_WHAT YOU HAVE TO DO_. In the data below, find each line containing the string "JSON" and return it.

(Dataset excerpts)
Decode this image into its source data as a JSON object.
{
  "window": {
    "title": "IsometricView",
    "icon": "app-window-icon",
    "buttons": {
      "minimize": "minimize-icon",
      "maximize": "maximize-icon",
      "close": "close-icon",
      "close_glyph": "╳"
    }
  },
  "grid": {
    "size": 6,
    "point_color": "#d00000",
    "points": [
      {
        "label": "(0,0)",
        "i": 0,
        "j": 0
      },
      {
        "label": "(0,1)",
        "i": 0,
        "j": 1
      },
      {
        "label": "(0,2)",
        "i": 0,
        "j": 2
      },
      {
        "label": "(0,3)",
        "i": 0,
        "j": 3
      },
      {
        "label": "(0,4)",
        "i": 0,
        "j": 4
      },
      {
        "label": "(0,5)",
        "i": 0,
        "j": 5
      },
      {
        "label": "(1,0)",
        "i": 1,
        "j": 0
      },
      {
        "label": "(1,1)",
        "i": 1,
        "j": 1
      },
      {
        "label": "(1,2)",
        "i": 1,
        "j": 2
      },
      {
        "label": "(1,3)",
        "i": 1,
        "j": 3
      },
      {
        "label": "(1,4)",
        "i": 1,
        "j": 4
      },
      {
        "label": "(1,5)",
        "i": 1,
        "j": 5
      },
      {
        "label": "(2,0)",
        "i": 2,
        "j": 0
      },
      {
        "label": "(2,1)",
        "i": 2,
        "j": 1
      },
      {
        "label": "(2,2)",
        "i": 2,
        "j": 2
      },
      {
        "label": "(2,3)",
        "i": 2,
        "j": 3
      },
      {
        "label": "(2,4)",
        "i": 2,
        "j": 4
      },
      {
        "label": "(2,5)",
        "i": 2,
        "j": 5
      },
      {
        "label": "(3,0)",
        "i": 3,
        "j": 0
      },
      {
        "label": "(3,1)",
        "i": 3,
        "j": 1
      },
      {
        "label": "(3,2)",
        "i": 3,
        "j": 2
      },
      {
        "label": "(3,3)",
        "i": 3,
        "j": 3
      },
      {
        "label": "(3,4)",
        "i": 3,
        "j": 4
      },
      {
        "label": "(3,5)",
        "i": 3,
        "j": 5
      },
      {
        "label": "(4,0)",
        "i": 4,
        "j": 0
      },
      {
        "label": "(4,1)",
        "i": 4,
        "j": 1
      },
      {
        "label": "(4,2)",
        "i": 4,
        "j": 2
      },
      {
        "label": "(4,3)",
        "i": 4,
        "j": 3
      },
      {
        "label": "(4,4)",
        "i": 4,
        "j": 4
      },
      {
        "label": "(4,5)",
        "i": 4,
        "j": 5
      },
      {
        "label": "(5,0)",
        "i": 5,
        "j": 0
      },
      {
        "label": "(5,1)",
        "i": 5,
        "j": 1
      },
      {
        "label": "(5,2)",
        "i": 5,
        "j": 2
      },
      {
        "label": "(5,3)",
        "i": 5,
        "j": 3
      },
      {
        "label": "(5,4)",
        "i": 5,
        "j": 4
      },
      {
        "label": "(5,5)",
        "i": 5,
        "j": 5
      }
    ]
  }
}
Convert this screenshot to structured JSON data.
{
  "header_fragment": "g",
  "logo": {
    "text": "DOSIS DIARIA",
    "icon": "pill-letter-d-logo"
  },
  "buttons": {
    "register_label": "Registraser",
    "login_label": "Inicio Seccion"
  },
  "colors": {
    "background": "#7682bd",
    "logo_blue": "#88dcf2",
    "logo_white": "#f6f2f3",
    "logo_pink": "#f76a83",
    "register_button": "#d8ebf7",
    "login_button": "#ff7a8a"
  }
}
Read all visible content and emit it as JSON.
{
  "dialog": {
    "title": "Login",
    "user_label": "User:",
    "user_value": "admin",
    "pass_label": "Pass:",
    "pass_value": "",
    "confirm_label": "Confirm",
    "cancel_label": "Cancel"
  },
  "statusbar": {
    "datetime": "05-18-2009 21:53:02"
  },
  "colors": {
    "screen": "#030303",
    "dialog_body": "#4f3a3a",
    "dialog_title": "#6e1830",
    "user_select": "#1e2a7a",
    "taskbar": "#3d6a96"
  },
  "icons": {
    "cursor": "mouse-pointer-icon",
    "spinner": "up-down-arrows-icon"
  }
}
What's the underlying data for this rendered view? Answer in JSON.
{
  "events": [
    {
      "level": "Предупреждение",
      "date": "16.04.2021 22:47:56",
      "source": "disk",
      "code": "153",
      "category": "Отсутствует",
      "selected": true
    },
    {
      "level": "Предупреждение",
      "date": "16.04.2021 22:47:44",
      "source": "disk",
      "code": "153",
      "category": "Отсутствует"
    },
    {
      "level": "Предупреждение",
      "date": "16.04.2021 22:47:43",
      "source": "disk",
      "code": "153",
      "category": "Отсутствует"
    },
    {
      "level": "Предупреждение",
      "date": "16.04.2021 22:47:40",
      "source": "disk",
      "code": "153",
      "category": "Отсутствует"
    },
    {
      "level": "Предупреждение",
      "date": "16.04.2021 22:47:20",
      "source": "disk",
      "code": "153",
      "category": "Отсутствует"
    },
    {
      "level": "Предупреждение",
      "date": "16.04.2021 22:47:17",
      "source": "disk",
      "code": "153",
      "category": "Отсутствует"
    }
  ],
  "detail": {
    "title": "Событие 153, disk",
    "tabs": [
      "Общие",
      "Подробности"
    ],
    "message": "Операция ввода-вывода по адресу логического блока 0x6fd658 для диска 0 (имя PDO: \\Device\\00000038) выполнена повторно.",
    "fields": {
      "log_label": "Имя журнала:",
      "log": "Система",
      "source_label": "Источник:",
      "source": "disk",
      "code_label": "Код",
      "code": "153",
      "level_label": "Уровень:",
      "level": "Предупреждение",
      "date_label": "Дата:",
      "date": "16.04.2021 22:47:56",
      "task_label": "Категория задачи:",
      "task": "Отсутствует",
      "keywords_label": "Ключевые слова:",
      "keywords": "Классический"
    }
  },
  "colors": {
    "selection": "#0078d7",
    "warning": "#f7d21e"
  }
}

_EXERCISE RESPONSE_.
Decode this image into its source data as a JSON object.
Convert this screenshot to structured JSON data.
Read all visible content and emit it as JSON.
What's the underlying data for this rendered view? Answer in JSON.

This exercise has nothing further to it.